##### DATA EXTRACT #####
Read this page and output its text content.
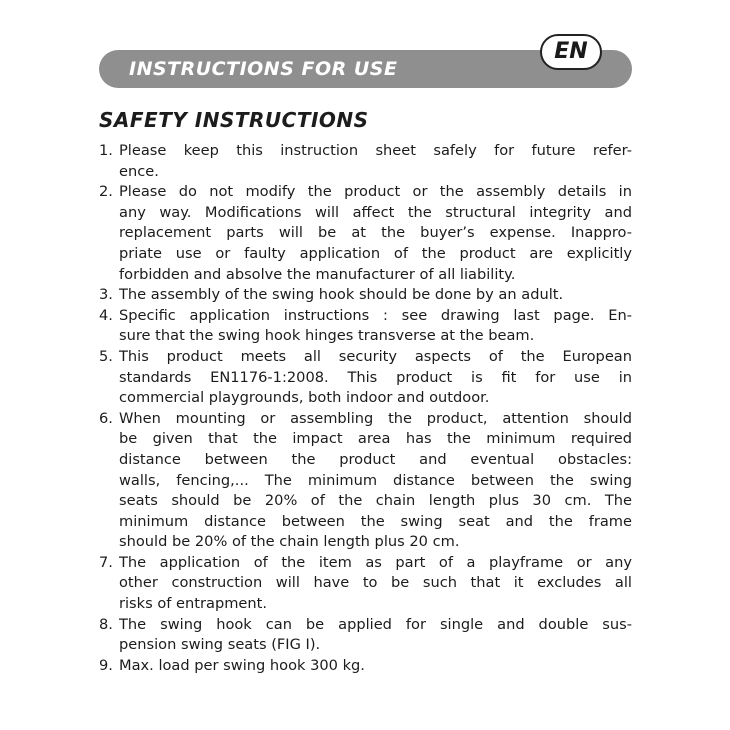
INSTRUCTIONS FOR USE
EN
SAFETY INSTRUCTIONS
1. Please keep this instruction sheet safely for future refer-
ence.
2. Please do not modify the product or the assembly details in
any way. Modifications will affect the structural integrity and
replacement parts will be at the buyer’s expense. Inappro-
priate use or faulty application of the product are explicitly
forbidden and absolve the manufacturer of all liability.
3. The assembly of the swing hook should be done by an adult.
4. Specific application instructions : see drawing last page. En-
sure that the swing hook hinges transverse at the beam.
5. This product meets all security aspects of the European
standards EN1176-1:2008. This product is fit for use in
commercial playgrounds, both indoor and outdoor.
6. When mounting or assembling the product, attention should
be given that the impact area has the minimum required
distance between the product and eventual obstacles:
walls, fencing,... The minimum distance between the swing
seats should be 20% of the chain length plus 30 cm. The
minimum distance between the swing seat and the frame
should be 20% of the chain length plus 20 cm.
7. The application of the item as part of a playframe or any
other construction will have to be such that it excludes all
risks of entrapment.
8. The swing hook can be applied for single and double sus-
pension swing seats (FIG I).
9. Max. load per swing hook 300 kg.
#####
- [REQUEST] Restate the whole listing above exactly, except for its images.

- [REPLY TO THE EXERCISE]
Read this page and output its text content.
INSTRUCTIONS FOR USE
EN
SAFETY INSTRUCTIONS
1. Please keep this instruction sheet safely for future refer-
ence.
2. Please do not modify the product or the assembly details in
any way. Modifications will affect the structural integrity and
replacement parts will be at the buyer’s expense. Inappro-
priate use or faulty application of the product are explicitly
forbidden and absolve the manufacturer of all liability.
3. The assembly of the swing hook should be done by an adult.
4. Specific application instructions : see drawing last page. En-
sure that the swing hook hinges transverse at the beam.
5. This product meets all security aspects of the European
standards EN1176-1:2008. This product is fit for use in
commercial playgrounds, both indoor and outdoor.
6. When mounting or assembling the product, attention should
be given that the impact area has the minimum required
distance between the product and eventual obstacles:
walls, fencing,... The minimum distance between the swing
seats should be 20% of the chain length plus 30 cm. The
minimum distance between the swing seat and the frame
should be 20% of the chain length plus 20 cm.
7. The application of the item as part of a playframe or any
other construction will have to be such that it excludes all
risks of entrapment.
8. The swing hook can be applied for single and double sus-
pension swing seats (FIG I).
9. Max. load per swing hook 300 kg.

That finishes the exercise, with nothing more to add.